◆ **Exercise directions**: Without the pictures, set down the records below word for word.

◆ **Recorded data**:
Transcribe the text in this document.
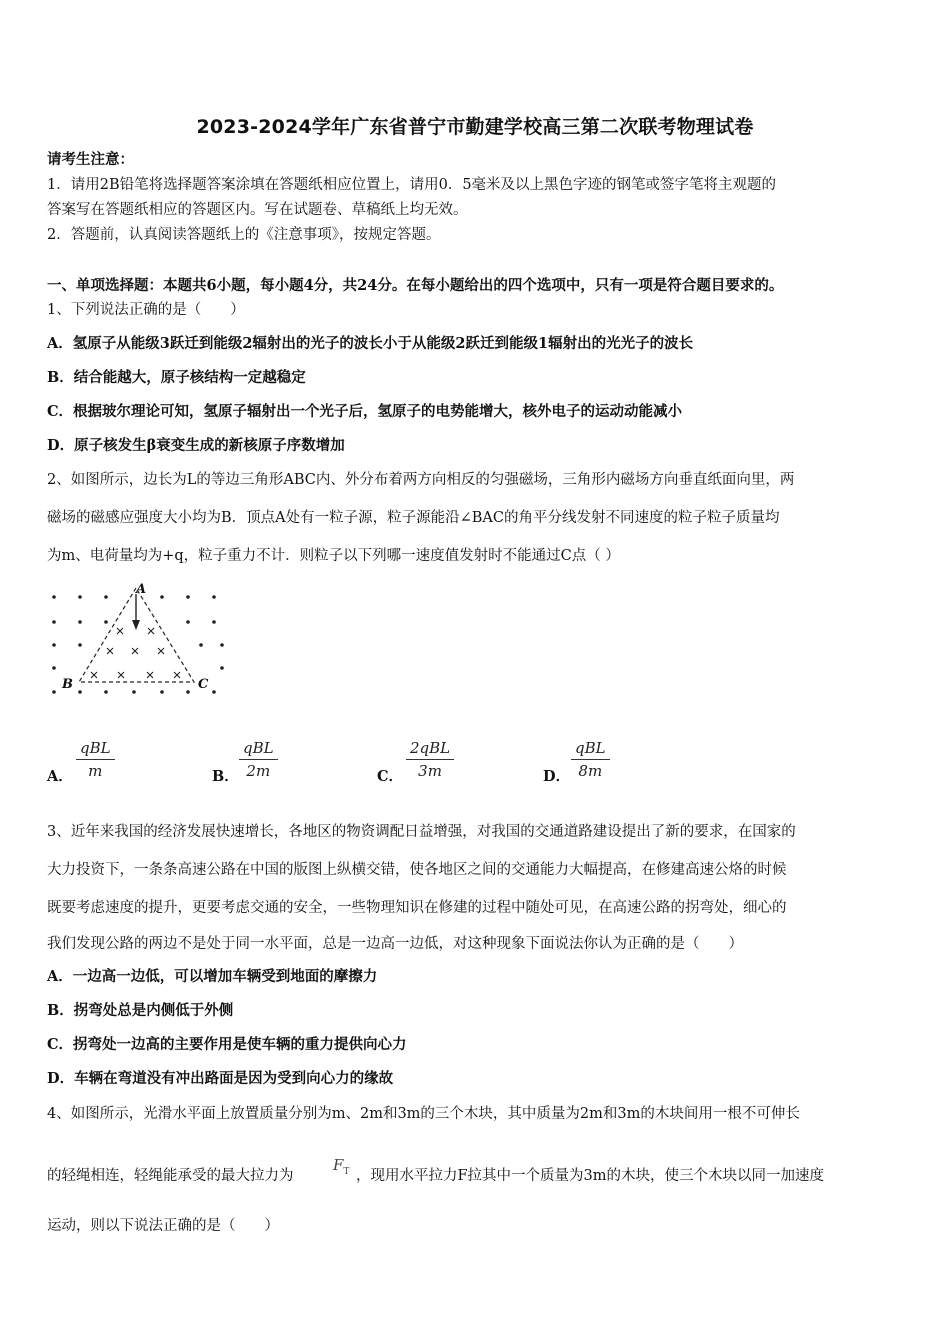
2023-2024学年广东省普宁市勤建学校高三第二次联考物理试卷
请考生注意：
1．请用2B铅笔将选择题答案涂填在答题纸相应位置上，请用0．5毫米及以上黑色字迹的钢笔或签字笔将主观题的
答案写在答题纸相应的答题区内。写在试题卷、草稿纸上均无效。
2．答题前，认真阅读答题纸上的《注意事项》，按规定答题。
一、单项选择题：本题共6小题，每小题4分，共24分。在每小题给出的四个选项中，只有一项是符合题目要求的。
1、下列说法正确的是（　　）
A．氢原子从能级3跃迁到能级2辐射出的光子的波长小于从能级2跃迁到能级1辐射出的光光子的波长
B．结合能越大，原子核结构一定越稳定
C．根据玻尔理论可知，氢原子辐射出一个光子后，氢原子的电势能增大，核外电子的运动动能减小
D．原子核发生β衰变生成的新核原子序数增加
2、如图所示，边长为L的等边三角形ABC内、外分布着两方向相反的匀强磁场，三角形内磁场方向垂直纸面向里，两
磁场的磁感应强度大小均为B．顶点A处有一粒子源，粒子源能沿∠BAC的角平分线发射不同速度的粒子粒子质量均
为m、电荷量均为+q，粒子重力不计．则粒子以下列哪一速度值发射时不能通过C点（ ）
A
B	C
A．
qBL
m	B．
qBL
2m	C．
2qBL
3m	D．
qBL
8m
3、近年来我国的经济发展快速增长，各地区的物资调配日益增强，对我国的交通道路建设提出了新的要求，在国家的
大力投资下，一条条高速公路在中国的版图上纵横交错，使各地区之间的交通能力大幅提高，在修建高速公烙的时候
既要考虑速度的提升，更要考虑交通的安全，一些物理知识在修建的过程中随处可见，在高速公路的拐弯处，细心的
我们发现公路的两边不是处于同一水平面，总是一边高一边低，对这种现象下面说法你认为正确的是（　　）
A．一边高一边低，可以增加车辆受到地面的摩擦力
B．拐弯处总是内侧低于外侧
C．拐弯处一边高的主要作用是使车辆的重力提供向心力
D．车辆在弯道没有冲出路面是因为受到向心力的缘故
4、如图所示，光滑水平面上放置质量分别为m、2m和3m的三个木块，其中质量为2m和3m的木块间用一根不可伸长
的轻绳相连，轻绳能承受的最大拉力为
$F_T$ ，现用水平拉力F拉其中一个质量为3m的木块，使三个木块以同一加速度
运动，则以下说法正确的是（　　）
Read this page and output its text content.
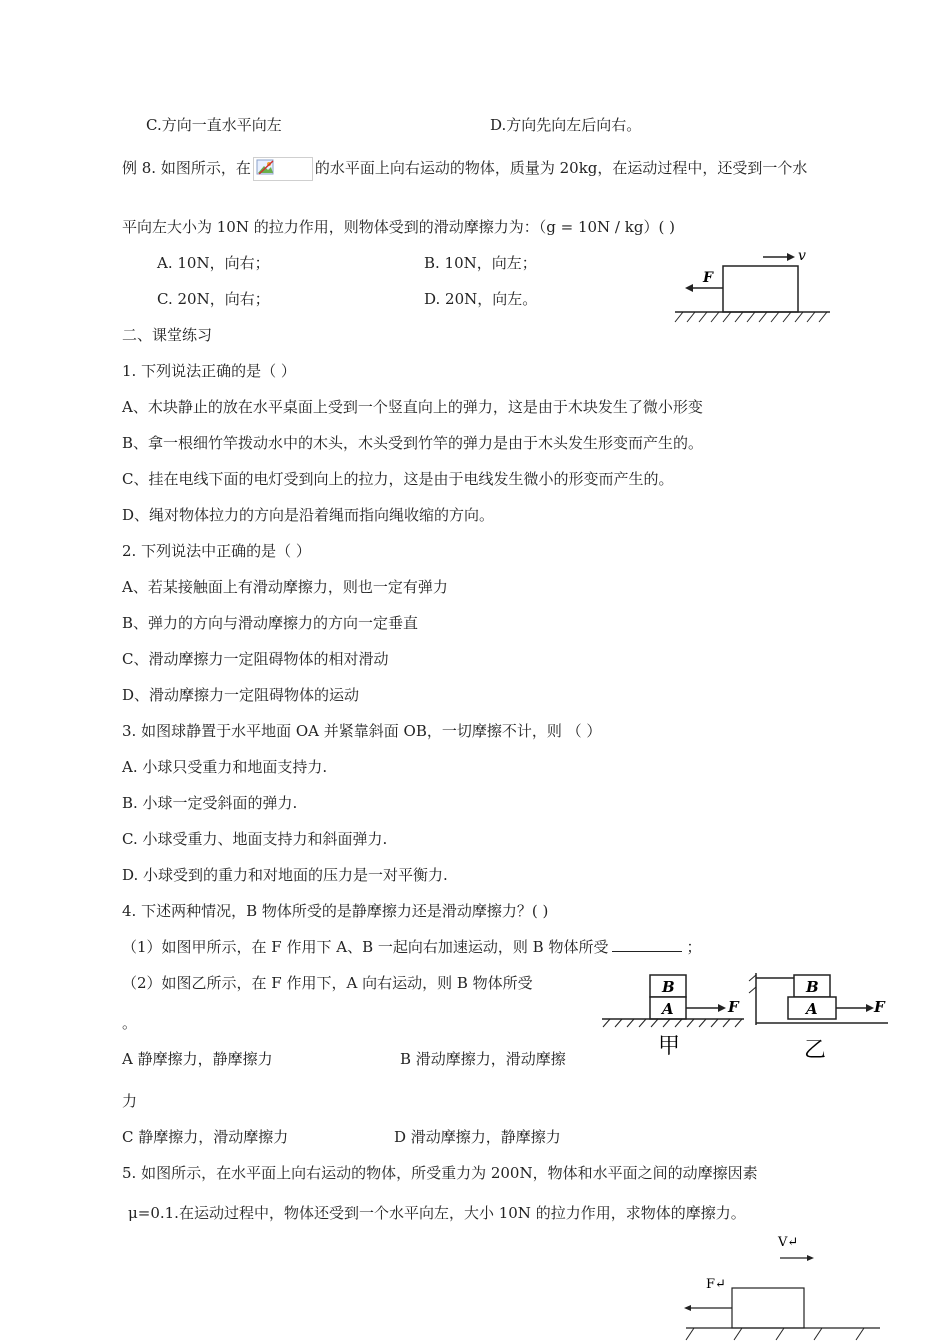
C.方向一直水平向左	D.方向先向左后向右。
例 8. 如图所示，在	的水平面上向右运动的物体，质量为 20kg，在运动过程中，还受到一个水
平向左大小为 10N 的拉力作用，则物体受到的滑动摩擦力为：（g = 10N / kg）( )
A. 10N，向右；	B. 10N，向左；
C. 20N，向右；	D. 20N，向左。
F
v
二、课堂练习
1. 下列说法正确的是（ ）
A、木块静止的放在水平桌面上受到一个竖直向上的弹力，这是由于木块发生了微小形变
B、拿一根细竹竿拨动水中的木头，木头受到竹竿的弹力是由于木头发生形变而产生的。
C、挂在电线下面的电灯受到向上的拉力，这是由于电线发生微小的形变而产生的。
D、绳对物体拉力的方向是沿着绳而指向绳收缩的方向。
2. 下列说法中正确的是（ ）
A、若某接触面上有滑动摩擦力，则也一定有弹力
B、弹力的方向与滑动摩擦力的方向一定垂直
C、滑动摩擦力一定阻碍物体的相对滑动
D、滑动摩擦力一定阻碍物体的运动
3. 如图球静置于水平地面 OA 并紧靠斜面 OB，一切摩擦不计，则 （ ）
A. 小球只受重力和地面支持力.
B. 小球一定受斜面的弹力.
C. 小球受重力、地面支持力和斜面弹力.
D. 小球受到的重力和对地面的压力是一对平衡力.
4. 下述两种情况，B 物体所受的是静摩擦力还是滑动摩擦力？( )
（1）如图甲所示，在 F 作用下 A、B 一起向右加速运动，则 B 物体所受	；
（2）如图乙所示，在 F 作用下，A 向右运动，则 B 物体所受
。
A 静摩擦力，静摩擦力	B 滑动摩擦力，滑动摩擦
力
C 静摩擦力，滑动摩擦力	D 滑动摩擦力，静摩擦力
B
A	F
甲
B
A	F
乙
5. 如图所示，在水平面上向右运动的物体，所受重力为 200N，物体和水平面之间的动摩擦因素
μ=0.1.在运动过程中，物体还受到一个水平向左，大小 10N 的拉力作用，求物体的摩擦力。
V↵
F↵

◆ **Full output**:
Transcribe the text in this document.
2023-2024学年广东省普宁市勤建学校高三第二次联考物理试卷
请考生注意：
1．请用2B铅笔将选择题答案涂填在答题纸相应位置上，请用0．5毫米及以上黑色字迹的钢笔或签字笔将主观题的
答案写在答题纸相应的答题区内。写在试题卷、草稿纸上均无效。
2．答题前，认真阅读答题纸上的《注意事项》，按规定答题。
一、单项选择题：本题共6小题，每小题4分，共24分。在每小题给出的四个选项中，只有一项是符合题目要求的。
1、下列说法正确的是（　　）
A．氢原子从能级3跃迁到能级2辐射出的光子的波长小于从能级2跃迁到能级1辐射出的光光子的波长
B．结合能越大，原子核结构一定越稳定
C．根据玻尔理论可知，氢原子辐射出一个光子后，氢原子的电势能增大，核外电子的运动动能减小
D．原子核发生β衰变生成的新核原子序数增加
2、如图所示，边长为L的等边三角形ABC内、外分布着两方向相反的匀强磁场，三角形内磁场方向垂直纸面向里，两
磁场的磁感应强度大小均为B．顶点A处有一粒子源，粒子源能沿∠BAC的角平分线发射不同速度的粒子粒子质量均
为m、电荷量均为+q，粒子重力不计．则粒子以下列哪一速度值发射时不能通过C点（ ）
A
B	C
A．
qBL
m	B．
qBL
2m	C．
2qBL
3m	D．
qBL
8m
3、近年来我国的经济发展快速增长，各地区的物资调配日益增强，对我国的交通道路建设提出了新的要求，在国家的
大力投资下，一条条高速公路在中国的版图上纵横交错，使各地区之间的交通能力大幅提高，在修建高速公烙的时候
既要考虑速度的提升，更要考虑交通的安全，一些物理知识在修建的过程中随处可见，在高速公路的拐弯处，细心的
我们发现公路的两边不是处于同一水平面，总是一边高一边低，对这种现象下面说法你认为正确的是（　　）
A．一边高一边低，可以增加车辆受到地面的摩擦力
B．拐弯处总是内侧低于外侧
C．拐弯处一边高的主要作用是使车辆的重力提供向心力
D．车辆在弯道没有冲出路面是因为受到向心力的缘故
4、如图所示，光滑水平面上放置质量分别为m、2m和3m的三个木块，其中质量为2m和3m的木块间用一根不可伸长
的轻绳相连，轻绳能承受的最大拉力为
$F_T$ ，现用水平拉力F拉其中一个质量为3m的木块，使三个木块以同一加速度
运动，则以下说法正确的是（　　）
Read this page and output its text content.
C.方向一直水平向左	D.方向先向左后向右。
例 8. 如图所示，在	的水平面上向右运动的物体，质量为 20kg，在运动过程中，还受到一个水
平向左大小为 10N 的拉力作用，则物体受到的滑动摩擦力为：（g = 10N / kg）( )
A. 10N，向右；	B. 10N，向左；
C. 20N，向右；	D. 20N，向左。
F
v
二、课堂练习
1. 下列说法正确的是（ ）
A、木块静止的放在水平桌面上受到一个竖直向上的弹力，这是由于木块发生了微小形变
B、拿一根细竹竿拨动水中的木头，木头受到竹竿的弹力是由于木头发生形变而产生的。
C、挂在电线下面的电灯受到向上的拉力，这是由于电线发生微小的形变而产生的。
D、绳对物体拉力的方向是沿着绳而指向绳收缩的方向。
2. 下列说法中正确的是（ ）
A、若某接触面上有滑动摩擦力，则也一定有弹力
B、弹力的方向与滑动摩擦力的方向一定垂直
C、滑动摩擦力一定阻碍物体的相对滑动
D、滑动摩擦力一定阻碍物体的运动
3. 如图球静置于水平地面 OA 并紧靠斜面 OB，一切摩擦不计，则 （ ）
A. 小球只受重力和地面支持力.
B. 小球一定受斜面的弹力.
C. 小球受重力、地面支持力和斜面弹力.
D. 小球受到的重力和对地面的压力是一对平衡力.
4. 下述两种情况，B 物体所受的是静摩擦力还是滑动摩擦力？( )
（1）如图甲所示，在 F 作用下 A、B 一起向右加速运动，则 B 物体所受	；
（2）如图乙所示，在 F 作用下，A 向右运动，则 B 物体所受
。
A 静摩擦力，静摩擦力	B 滑动摩擦力，滑动摩擦
力
C 静摩擦力，滑动摩擦力	D 滑动摩擦力，静摩擦力
B
A	F
甲
B
A	F
乙
5. 如图所示，在水平面上向右运动的物体，所受重力为 200N，物体和水平面之间的动摩擦因素
μ=0.1.在运动过程中，物体还受到一个水平向左，大小 10N 的拉力作用，求物体的摩擦力。
V↵
F↵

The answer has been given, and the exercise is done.